## start

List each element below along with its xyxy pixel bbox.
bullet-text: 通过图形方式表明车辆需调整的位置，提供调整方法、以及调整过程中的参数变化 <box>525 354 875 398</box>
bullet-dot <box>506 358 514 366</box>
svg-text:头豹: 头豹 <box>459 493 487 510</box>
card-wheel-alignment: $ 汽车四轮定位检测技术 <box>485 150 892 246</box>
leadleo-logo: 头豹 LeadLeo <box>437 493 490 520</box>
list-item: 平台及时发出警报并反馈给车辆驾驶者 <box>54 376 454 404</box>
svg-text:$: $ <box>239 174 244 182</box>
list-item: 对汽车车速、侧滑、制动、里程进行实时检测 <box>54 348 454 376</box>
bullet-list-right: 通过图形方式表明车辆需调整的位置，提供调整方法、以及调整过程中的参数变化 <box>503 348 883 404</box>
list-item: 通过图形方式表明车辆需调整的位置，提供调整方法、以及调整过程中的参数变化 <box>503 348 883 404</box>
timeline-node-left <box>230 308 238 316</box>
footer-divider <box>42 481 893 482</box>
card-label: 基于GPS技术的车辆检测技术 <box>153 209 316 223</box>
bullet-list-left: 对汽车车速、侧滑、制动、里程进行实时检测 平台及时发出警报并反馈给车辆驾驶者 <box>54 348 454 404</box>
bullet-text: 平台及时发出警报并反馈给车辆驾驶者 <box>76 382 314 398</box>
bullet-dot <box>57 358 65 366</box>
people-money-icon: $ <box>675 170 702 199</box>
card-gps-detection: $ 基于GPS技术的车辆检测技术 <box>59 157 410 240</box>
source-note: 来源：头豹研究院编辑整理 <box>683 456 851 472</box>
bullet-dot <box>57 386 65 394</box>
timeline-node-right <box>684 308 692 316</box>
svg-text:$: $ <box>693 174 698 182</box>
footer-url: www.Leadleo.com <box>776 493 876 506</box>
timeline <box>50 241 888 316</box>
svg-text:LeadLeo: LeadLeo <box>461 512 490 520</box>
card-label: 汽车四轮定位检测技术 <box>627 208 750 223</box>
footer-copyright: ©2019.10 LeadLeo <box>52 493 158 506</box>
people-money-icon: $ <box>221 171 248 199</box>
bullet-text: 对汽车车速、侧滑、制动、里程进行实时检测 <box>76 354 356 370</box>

## end

■ What is required
Update the listing by replacing every "bullet-dot" with "bullet-point" and leave all other text unchanged.

■ Answer to the exercise
List each element below along with its xyxy pixel bbox.
bullet-text: 通过图形方式表明车辆需调整的位置，提供调整方法、以及调整过程中的参数变化 <box>525 354 875 398</box>
bullet-point <box>506 358 514 366</box>
svg-text:头豹: 头豹 <box>459 493 487 510</box>
card-wheel-alignment: $ 汽车四轮定位检测技术 <box>485 150 892 246</box>
leadleo-logo: 头豹 LeadLeo <box>437 493 490 520</box>
list-item: 平台及时发出警报并反馈给车辆驾驶者 <box>54 376 454 404</box>
svg-text:$: $ <box>239 174 244 182</box>
list-item: 对汽车车速、侧滑、制动、里程进行实时检测 <box>54 348 454 376</box>
bullet-list-right: 通过图形方式表明车辆需调整的位置，提供调整方法、以及调整过程中的参数变化 <box>503 348 883 404</box>
list-item: 通过图形方式表明车辆需调整的位置，提供调整方法、以及调整过程中的参数变化 <box>503 348 883 404</box>
timeline-node-left <box>230 308 238 316</box>
footer-divider <box>42 481 893 482</box>
card-label: 基于GPS技术的车辆检测技术 <box>153 209 316 223</box>
bullet-list-left: 对汽车车速、侧滑、制动、里程进行实时检测 平台及时发出警报并反馈给车辆驾驶者 <box>54 348 454 404</box>
bullet-text: 平台及时发出警报并反馈给车辆驾驶者 <box>76 382 314 398</box>
bullet-point <box>57 358 65 366</box>
people-money-icon: $ <box>675 170 702 199</box>
card-gps-detection: $ 基于GPS技术的车辆检测技术 <box>59 157 410 240</box>
source-note: 来源：头豹研究院编辑整理 <box>683 456 851 472</box>
bullet-point <box>57 386 65 394</box>
timeline-node-right <box>684 308 692 316</box>
svg-text:$: $ <box>693 174 698 182</box>
footer-url: www.Leadleo.com <box>776 493 876 506</box>
timeline <box>50 241 888 316</box>
svg-text:LeadLeo: LeadLeo <box>461 512 490 520</box>
card-label: 汽车四轮定位检测技术 <box>627 208 750 223</box>
footer-copyright: ©2019.10 LeadLeo <box>52 493 158 506</box>
people-money-icon: $ <box>221 171 248 199</box>
bullet-text: 对汽车车速、侧滑、制动、里程进行实时检测 <box>76 354 356 370</box>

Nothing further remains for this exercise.